>> start Material for this task

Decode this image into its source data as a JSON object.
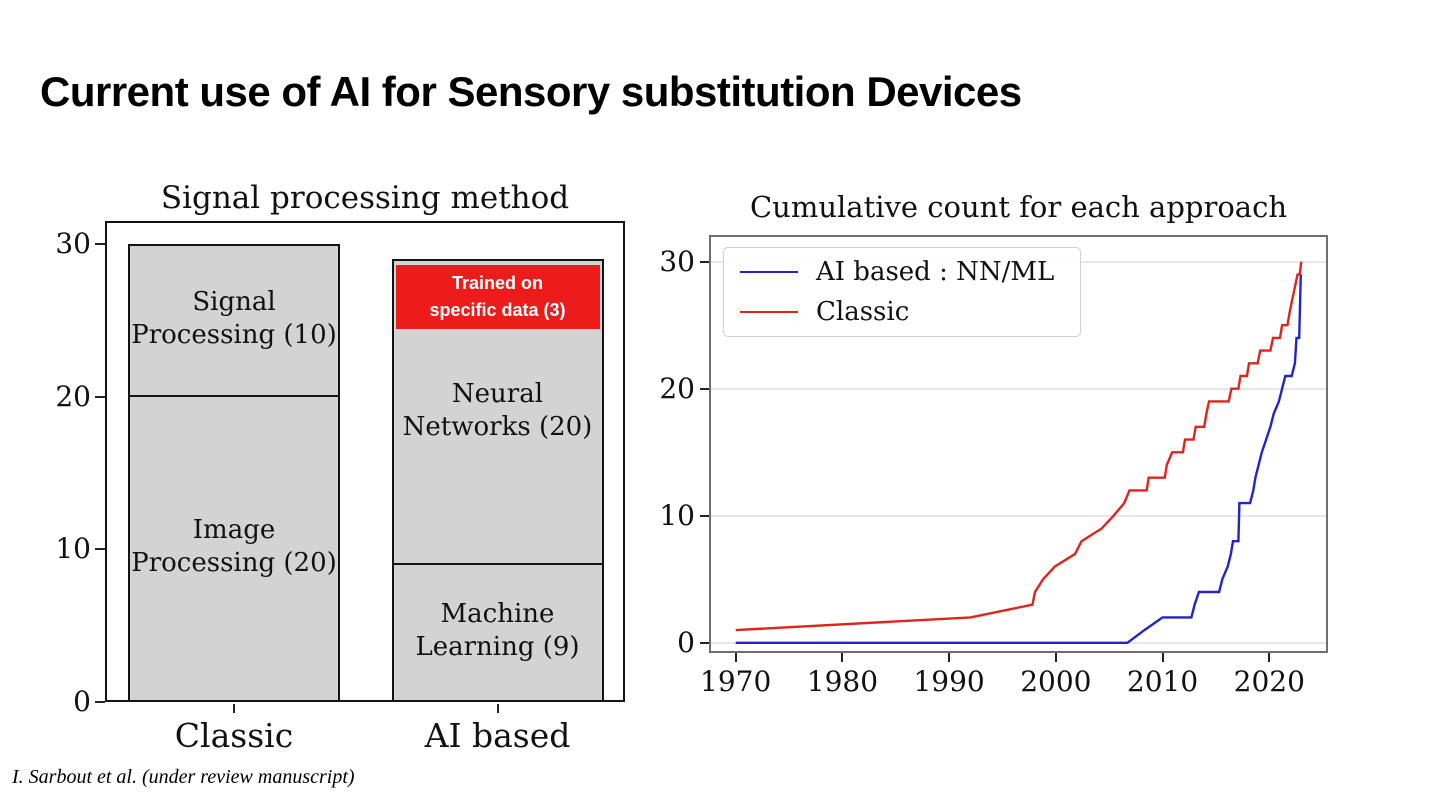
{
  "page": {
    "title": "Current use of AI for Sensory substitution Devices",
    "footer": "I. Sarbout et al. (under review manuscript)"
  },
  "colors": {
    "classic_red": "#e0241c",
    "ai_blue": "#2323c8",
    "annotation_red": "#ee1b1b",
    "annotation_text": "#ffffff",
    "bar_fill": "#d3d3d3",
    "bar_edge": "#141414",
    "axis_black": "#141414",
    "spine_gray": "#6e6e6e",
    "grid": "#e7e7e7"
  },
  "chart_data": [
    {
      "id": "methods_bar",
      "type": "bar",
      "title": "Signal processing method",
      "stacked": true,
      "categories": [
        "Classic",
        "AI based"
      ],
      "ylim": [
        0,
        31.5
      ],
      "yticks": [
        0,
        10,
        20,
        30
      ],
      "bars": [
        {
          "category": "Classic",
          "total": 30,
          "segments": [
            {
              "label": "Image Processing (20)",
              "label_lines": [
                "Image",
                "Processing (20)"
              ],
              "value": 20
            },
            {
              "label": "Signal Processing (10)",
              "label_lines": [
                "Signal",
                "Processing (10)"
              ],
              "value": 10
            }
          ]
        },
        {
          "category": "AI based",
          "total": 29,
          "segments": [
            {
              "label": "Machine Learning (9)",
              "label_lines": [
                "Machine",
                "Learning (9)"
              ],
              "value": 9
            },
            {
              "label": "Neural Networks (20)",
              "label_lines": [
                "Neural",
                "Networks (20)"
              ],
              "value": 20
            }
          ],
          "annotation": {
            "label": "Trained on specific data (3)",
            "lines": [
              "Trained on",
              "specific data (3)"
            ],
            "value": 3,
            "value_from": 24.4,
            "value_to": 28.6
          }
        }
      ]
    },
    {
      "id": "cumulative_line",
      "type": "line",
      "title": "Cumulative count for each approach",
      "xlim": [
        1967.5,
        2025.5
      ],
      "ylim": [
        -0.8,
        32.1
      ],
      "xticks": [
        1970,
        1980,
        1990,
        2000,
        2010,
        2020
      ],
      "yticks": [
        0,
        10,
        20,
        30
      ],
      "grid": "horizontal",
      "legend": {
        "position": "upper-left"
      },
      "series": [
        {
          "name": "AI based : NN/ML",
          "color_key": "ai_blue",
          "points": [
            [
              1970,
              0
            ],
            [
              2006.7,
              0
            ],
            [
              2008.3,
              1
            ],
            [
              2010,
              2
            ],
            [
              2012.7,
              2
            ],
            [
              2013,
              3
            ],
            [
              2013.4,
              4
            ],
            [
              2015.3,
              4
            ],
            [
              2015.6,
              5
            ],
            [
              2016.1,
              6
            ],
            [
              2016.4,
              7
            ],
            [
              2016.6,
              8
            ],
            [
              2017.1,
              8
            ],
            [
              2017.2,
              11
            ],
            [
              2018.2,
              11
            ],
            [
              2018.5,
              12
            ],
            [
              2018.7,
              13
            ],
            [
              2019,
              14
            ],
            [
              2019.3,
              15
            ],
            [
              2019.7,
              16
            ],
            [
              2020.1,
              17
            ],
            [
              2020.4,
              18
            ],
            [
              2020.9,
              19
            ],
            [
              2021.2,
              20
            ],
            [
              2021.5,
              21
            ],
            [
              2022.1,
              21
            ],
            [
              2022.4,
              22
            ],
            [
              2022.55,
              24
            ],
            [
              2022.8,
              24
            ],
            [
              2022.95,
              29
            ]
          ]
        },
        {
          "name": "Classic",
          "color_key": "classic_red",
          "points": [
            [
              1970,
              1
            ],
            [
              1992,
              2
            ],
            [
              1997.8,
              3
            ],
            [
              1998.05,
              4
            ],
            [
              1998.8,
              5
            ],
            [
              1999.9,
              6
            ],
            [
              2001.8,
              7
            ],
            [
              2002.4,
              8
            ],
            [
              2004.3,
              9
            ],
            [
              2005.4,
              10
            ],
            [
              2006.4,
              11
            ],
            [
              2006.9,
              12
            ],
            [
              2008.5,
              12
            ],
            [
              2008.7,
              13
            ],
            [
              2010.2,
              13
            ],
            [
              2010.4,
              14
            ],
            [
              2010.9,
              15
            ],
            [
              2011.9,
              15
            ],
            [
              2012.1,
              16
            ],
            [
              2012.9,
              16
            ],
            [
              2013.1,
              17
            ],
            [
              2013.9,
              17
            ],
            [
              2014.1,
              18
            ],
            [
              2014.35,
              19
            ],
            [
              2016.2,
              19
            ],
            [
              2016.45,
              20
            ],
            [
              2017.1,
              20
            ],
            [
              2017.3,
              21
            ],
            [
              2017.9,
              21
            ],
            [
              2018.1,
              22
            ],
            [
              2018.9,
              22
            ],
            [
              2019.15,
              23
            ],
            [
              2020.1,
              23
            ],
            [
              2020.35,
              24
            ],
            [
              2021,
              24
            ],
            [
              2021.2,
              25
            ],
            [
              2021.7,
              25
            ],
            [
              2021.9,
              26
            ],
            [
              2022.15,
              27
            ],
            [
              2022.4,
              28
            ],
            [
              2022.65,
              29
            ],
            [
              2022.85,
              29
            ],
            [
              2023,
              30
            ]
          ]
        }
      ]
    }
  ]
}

>> end Material for this task

Task goal
Search the material above for "Networks". Pull out each line where it shows up.

Solution for this exercise
              "label": "Neural Networks (20)",
                "Networks (20)"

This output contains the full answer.